• [YOUR GOAL]
Make an exact copy of all the entries below, with the pictures left out.

Collected data entries
######

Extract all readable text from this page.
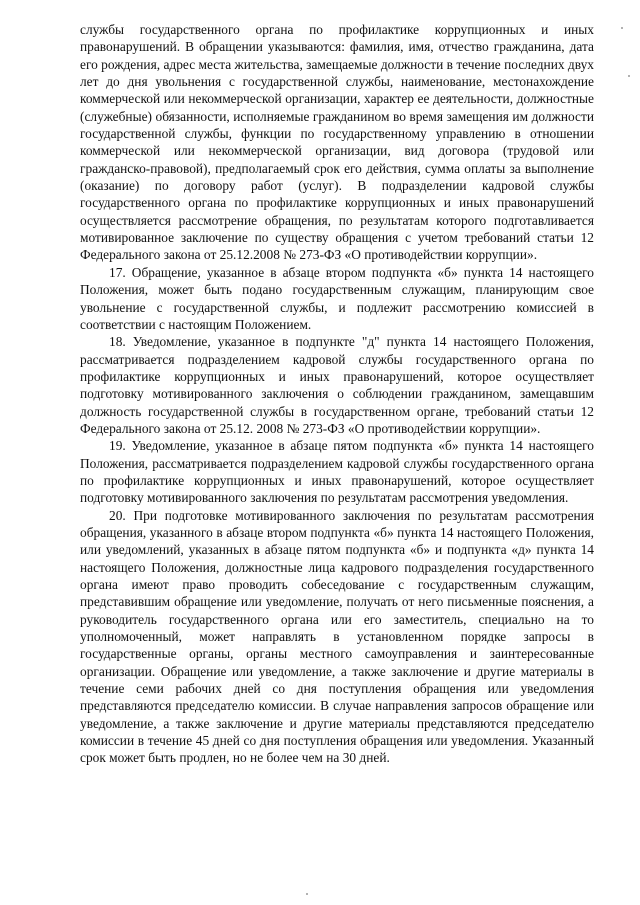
службы государственного органа по профилактике коррупционных и иных правонарушений. В обращении указываются: фамилия, имя, отчество гражданина, дата его рождения, адрес места жительства, замещаемые должности в течение последних двух лет до дня увольнения с государственной службы, наименование, местонахождение коммерческой или некоммерческой организации, характер ее деятельности, должностные (служебные) обязанности, исполняемые гражданином во время замещения им должности государственной службы, функции по государственному управлению в отношении коммерческой или некоммерческой организации, вид договора (трудовой или гражданско-правовой), предполагаемый срок его действия, сумма оплаты за выполнение (оказание) по договору работ (услуг). В подразделении кадровой службы государственного органа по профилактике коррупционных и иных правонарушений осуществляется рассмотрение обращения, по результатам которого подготавливается мотивированное заключение по существу обращения с учетом требований статьи 12 Федерального закона от 25.12.2008 № 273-ФЗ «О противодействии коррупции».

17. Обращение, указанное в абзаце втором подпункта «б» пункта 14 настоящего Положения, может быть подано государственным служащим, планирующим свое увольнение с государственной службы, и подлежит рассмотрению комиссией в соответствии с настоящим Положением.

18. Уведомление, указанное в подпункте "д" пункта 14 настоящего Положения, рассматривается подразделением кадровой службы государственного органа по профилактике коррупционных и иных правонарушений, которое осуществляет подготовку мотивированного заключения о соблюдении гражданином, замещавшим должность государственной службы в государственном органе, требований статьи 12 Федерального закона от 25.12. 2008 № 273-ФЗ «О противодействии коррупции».

19. Уведомление, указанное в абзаце пятом подпункта «б» пункта 14 настоящего Положения, рассматривается подразделением кадровой службы государственного органа по профилактике коррупционных и иных правонарушений, которое осуществляет подготовку мотивированного заключения по результатам рассмотрения уведомления.

20. При подготовке мотивированного заключения по результатам рассмотрения обращения, указанного в абзаце втором подпункта «б» пункта 14 настоящего Положения, или уведомлений, указанных в абзаце пятом подпункта «б» и подпункта «д» пункта 14 настоящего Положения, должностные лица кадрового подразделения государственного органа имеют право проводить собеседование с государственным служащим, представившим обращение или уведомление, получать от него письменные пояснения, а руководитель государственного органа или его заместитель, специально на то уполномоченный, может направлять в установленном порядке запросы в государственные органы, органы местного самоуправления и заинтересованные организации. Обращение или уведомление, а также заключение и другие материалы в течение семи рабочих дней со дня поступления обращения или уведомления представляются председателю комиссии. В случае направления запросов обращение или уведомление, а также заключение и другие материалы представляются председателю комиссии в течение 45 дней со дня поступления обращения или уведомления. Указанный срок может быть продлен, но не более чем на 30 дней.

######

• [TASK OUTPUT]
Extract all readable text from this page.
службы государственного органа по профилактике коррупционных и иных правонарушений. В обращении указываются: фамилия, имя, отчество гражданина, дата его рождения, адрес места жительства, замещаемые должности в течение последних двух лет до дня увольнения с государственной службы, наименование, местонахождение коммерческой или некоммерческой организации, характер ее деятельности, должностные (служебные) обязанности, исполняемые гражданином во время замещения им должности государственной службы, функции по государственному управлению в отношении коммерческой или некоммерческой организации, вид договора (трудовой или гражданско-правовой), предполагаемый срок его действия, сумма оплаты за выполнение (оказание) по договору работ (услуг). В подразделении кадровой службы государственного органа по профилактике коррупционных и иных правонарушений осуществляется рассмотрение обращения, по результатам которого подготавливается мотивированное заключение по существу обращения с учетом требований статьи 12 Федерального закона от 25.12.2008 № 273-ФЗ «О противодействии коррупции».

17. Обращение, указанное в абзаце втором подпункта «б» пункта 14 настоящего Положения, может быть подано государственным служащим, планирующим свое увольнение с государственной службы, и подлежит рассмотрению комиссией в соответствии с настоящим Положением.

18. Уведомление, указанное в подпункте "д" пункта 14 настоящего Положения, рассматривается подразделением кадровой службы государственного органа по профилактике коррупционных и иных правонарушений, которое осуществляет подготовку мотивированного заключения о соблюдении гражданином, замещавшим должность государственной службы в государственном органе, требований статьи 12 Федерального закона от 25.12. 2008 № 273-ФЗ «О противодействии коррупции».

19. Уведомление, указанное в абзаце пятом подпункта «б» пункта 14 настоящего Положения, рассматривается подразделением кадровой службы государственного органа по профилактике коррупционных и иных правонарушений, которое осуществляет подготовку мотивированного заключения по результатам рассмотрения уведомления.

20. При подготовке мотивированного заключения по результатам рассмотрения обращения, указанного в абзаце втором подпункта «б» пункта 14 настоящего Положения, или уведомлений, указанных в абзаце пятом подпункта «б» и подпункта «д» пункта 14 настоящего Положения, должностные лица кадрового подразделения государственного органа имеют право проводить собеседование с государственным служащим, представившим обращение или уведомление, получать от него письменные пояснения, а руководитель государственного органа или его заместитель, специально на то уполномоченный, может направлять в установленном порядке запросы в государственные органы, органы местного самоуправления и заинтересованные организации. Обращение или уведомление, а также заключение и другие материалы в течение семи рабочих дней со дня поступления обращения или уведомления представляются председателю комиссии. В случае направления запросов обращение или уведомление, а также заключение и другие материалы представляются председателю комиссии в течение 45 дней со дня поступления обращения или уведомления. Указанный срок может быть продлен, но не более чем на 30 дней.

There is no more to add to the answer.